TASK INSTRUCTIONS - Every line with the word "Salinity" in it should be extracted from the data that follows.

+-------+

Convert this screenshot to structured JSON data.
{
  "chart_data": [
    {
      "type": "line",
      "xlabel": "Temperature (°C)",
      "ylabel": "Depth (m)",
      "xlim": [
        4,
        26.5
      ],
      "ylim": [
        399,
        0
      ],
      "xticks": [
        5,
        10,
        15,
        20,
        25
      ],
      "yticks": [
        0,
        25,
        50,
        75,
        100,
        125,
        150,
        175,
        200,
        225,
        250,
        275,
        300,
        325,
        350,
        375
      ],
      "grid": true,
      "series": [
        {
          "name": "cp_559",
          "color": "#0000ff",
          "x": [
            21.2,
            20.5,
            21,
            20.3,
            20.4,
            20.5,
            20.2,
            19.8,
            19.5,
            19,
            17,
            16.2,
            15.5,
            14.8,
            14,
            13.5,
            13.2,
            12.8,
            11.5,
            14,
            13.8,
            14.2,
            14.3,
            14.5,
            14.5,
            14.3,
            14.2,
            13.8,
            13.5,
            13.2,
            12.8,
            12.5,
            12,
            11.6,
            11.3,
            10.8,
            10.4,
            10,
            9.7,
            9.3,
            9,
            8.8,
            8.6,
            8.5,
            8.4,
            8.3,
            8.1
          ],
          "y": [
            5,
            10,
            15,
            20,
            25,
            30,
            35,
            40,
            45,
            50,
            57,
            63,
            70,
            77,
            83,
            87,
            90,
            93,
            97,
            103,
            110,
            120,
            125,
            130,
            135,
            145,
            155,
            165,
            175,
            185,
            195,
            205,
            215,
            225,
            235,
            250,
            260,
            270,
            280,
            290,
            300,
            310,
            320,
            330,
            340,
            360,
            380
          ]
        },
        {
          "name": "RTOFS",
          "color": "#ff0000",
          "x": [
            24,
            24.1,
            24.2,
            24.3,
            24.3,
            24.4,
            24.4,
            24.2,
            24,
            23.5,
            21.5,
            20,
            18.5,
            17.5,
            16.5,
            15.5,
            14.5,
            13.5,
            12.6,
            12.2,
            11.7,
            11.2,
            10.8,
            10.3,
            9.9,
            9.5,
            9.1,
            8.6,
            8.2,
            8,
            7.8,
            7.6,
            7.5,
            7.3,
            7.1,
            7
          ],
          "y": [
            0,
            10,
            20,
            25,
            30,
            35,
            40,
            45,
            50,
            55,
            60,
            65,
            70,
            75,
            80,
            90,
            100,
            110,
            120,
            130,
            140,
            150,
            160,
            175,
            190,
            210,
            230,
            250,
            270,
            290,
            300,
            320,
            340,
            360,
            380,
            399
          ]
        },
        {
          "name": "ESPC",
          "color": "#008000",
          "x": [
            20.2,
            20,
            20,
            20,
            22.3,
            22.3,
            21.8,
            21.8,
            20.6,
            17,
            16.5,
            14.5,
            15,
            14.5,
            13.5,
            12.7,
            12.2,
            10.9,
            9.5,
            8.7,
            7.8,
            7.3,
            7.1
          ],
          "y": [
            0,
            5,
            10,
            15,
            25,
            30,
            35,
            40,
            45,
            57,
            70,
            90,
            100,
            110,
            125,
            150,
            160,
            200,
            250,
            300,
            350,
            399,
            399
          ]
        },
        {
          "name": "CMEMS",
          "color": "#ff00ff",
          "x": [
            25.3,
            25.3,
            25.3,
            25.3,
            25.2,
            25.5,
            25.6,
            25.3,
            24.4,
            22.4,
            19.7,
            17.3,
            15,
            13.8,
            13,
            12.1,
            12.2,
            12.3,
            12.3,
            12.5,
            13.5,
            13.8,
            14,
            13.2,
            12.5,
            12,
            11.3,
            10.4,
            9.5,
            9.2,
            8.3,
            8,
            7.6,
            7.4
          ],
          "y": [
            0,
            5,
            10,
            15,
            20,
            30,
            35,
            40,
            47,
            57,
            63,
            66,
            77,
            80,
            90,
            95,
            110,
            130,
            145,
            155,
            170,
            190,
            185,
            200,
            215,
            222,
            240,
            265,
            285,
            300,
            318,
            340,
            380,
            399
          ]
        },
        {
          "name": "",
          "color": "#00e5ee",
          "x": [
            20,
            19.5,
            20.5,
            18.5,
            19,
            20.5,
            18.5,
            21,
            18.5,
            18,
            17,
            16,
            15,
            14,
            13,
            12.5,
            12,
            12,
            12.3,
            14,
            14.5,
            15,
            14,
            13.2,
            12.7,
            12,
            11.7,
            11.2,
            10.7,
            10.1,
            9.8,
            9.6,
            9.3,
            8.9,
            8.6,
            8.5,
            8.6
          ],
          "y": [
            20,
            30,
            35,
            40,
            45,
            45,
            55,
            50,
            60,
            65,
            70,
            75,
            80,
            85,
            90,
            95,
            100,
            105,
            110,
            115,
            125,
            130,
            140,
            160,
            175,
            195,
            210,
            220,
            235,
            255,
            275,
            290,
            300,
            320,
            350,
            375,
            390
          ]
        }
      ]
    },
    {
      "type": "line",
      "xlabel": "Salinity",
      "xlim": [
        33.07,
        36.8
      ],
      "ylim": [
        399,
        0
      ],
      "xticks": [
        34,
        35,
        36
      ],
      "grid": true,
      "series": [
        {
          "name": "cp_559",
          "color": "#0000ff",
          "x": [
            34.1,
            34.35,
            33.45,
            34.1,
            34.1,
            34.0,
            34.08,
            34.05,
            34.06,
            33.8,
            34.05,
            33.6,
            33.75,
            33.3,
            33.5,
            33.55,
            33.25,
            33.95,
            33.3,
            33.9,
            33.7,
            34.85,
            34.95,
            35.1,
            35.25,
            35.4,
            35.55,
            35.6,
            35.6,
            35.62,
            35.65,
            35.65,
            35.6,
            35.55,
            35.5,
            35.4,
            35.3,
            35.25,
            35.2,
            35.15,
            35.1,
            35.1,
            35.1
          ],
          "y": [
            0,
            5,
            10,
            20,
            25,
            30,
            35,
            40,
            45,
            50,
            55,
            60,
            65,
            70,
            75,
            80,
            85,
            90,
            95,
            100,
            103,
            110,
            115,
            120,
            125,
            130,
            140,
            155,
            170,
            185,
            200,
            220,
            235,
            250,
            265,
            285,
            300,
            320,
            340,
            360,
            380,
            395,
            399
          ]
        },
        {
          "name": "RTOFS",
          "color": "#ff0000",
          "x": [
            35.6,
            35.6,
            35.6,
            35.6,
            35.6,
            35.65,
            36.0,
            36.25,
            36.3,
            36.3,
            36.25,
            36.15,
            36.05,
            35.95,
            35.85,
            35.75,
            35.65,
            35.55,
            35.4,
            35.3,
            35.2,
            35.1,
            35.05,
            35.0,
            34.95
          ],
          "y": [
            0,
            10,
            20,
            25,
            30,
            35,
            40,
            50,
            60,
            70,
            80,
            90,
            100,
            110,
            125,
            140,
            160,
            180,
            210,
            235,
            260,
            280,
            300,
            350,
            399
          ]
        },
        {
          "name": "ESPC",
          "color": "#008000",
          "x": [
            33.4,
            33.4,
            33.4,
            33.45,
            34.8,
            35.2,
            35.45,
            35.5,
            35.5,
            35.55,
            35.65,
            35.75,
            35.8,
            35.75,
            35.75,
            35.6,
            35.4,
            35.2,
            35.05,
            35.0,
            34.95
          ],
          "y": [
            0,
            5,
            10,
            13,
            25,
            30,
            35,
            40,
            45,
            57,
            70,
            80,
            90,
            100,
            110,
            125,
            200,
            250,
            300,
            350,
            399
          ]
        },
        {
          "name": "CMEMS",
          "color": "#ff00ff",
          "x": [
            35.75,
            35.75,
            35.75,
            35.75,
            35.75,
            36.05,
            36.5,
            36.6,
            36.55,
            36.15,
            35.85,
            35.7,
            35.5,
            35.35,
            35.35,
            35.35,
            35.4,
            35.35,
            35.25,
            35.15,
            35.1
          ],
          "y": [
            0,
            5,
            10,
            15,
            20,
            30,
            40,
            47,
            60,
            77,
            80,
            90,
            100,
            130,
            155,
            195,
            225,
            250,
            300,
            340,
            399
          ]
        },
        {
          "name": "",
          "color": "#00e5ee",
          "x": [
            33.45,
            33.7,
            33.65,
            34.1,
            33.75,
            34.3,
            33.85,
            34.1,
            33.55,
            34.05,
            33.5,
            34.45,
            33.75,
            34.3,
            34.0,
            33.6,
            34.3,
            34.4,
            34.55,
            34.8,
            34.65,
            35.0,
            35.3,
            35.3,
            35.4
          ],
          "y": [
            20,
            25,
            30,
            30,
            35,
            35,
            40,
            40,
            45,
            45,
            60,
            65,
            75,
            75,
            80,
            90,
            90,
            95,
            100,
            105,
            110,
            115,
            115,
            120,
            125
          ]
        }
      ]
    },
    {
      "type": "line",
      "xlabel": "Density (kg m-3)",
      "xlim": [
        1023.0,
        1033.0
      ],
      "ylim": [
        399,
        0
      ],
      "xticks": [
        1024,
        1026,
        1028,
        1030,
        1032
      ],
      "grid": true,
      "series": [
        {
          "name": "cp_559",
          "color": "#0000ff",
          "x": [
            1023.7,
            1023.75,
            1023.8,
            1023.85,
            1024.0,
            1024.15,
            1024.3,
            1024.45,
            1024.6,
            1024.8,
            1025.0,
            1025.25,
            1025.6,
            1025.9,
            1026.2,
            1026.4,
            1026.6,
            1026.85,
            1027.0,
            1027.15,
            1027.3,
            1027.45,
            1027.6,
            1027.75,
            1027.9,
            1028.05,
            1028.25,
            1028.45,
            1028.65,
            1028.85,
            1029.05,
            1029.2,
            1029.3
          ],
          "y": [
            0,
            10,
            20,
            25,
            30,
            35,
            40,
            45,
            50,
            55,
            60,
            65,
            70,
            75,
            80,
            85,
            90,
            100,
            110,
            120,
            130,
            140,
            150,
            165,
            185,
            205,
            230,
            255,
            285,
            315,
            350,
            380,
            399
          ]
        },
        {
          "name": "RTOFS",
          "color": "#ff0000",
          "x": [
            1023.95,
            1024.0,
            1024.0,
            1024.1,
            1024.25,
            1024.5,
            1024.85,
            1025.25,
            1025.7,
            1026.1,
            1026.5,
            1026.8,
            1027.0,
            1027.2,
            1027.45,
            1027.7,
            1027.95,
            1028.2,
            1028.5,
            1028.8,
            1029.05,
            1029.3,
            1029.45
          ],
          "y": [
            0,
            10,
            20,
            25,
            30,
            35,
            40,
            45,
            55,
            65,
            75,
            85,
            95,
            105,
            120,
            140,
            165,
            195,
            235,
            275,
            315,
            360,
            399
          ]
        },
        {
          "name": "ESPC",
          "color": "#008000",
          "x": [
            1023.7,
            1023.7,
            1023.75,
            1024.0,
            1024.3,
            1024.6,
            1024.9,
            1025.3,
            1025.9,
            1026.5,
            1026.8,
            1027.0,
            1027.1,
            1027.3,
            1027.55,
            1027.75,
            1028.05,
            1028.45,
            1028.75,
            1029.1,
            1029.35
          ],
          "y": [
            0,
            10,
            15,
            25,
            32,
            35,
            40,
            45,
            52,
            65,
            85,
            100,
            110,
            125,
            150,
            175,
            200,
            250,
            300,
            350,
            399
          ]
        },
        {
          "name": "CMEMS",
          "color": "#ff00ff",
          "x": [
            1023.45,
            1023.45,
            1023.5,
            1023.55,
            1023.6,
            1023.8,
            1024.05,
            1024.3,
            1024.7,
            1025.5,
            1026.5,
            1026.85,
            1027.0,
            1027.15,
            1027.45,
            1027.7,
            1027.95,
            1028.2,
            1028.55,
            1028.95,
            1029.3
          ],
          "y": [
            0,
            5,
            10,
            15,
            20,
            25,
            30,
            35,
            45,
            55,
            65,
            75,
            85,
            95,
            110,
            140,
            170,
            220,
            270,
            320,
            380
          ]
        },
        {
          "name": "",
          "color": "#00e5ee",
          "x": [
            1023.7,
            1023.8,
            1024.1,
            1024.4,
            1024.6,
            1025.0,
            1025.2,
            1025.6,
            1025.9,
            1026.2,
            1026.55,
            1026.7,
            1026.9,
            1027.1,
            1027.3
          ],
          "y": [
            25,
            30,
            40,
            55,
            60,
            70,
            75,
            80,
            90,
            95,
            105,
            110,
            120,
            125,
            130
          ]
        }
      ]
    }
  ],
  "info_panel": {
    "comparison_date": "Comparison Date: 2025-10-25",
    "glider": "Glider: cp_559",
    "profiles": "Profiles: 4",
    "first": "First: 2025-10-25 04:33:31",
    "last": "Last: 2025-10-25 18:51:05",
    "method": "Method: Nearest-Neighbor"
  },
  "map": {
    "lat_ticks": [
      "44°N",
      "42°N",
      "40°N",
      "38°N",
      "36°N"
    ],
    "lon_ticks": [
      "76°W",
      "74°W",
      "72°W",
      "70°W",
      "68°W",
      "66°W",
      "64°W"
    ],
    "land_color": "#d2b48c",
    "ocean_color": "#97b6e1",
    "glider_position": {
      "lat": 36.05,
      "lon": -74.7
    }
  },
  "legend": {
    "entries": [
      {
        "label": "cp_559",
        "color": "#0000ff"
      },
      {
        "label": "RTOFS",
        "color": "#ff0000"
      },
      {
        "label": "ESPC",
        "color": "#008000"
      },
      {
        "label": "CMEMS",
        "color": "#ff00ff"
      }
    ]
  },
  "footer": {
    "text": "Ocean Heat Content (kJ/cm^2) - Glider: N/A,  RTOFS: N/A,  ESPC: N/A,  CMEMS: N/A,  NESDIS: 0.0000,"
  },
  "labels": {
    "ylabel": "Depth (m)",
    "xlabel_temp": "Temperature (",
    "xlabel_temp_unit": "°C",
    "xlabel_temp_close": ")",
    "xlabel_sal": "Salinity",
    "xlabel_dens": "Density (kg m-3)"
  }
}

+-------+

SOLUTION TO THIS EXERCISE -
      "xlabel": "Salinity",
    "xlabel_sal": "Salinity",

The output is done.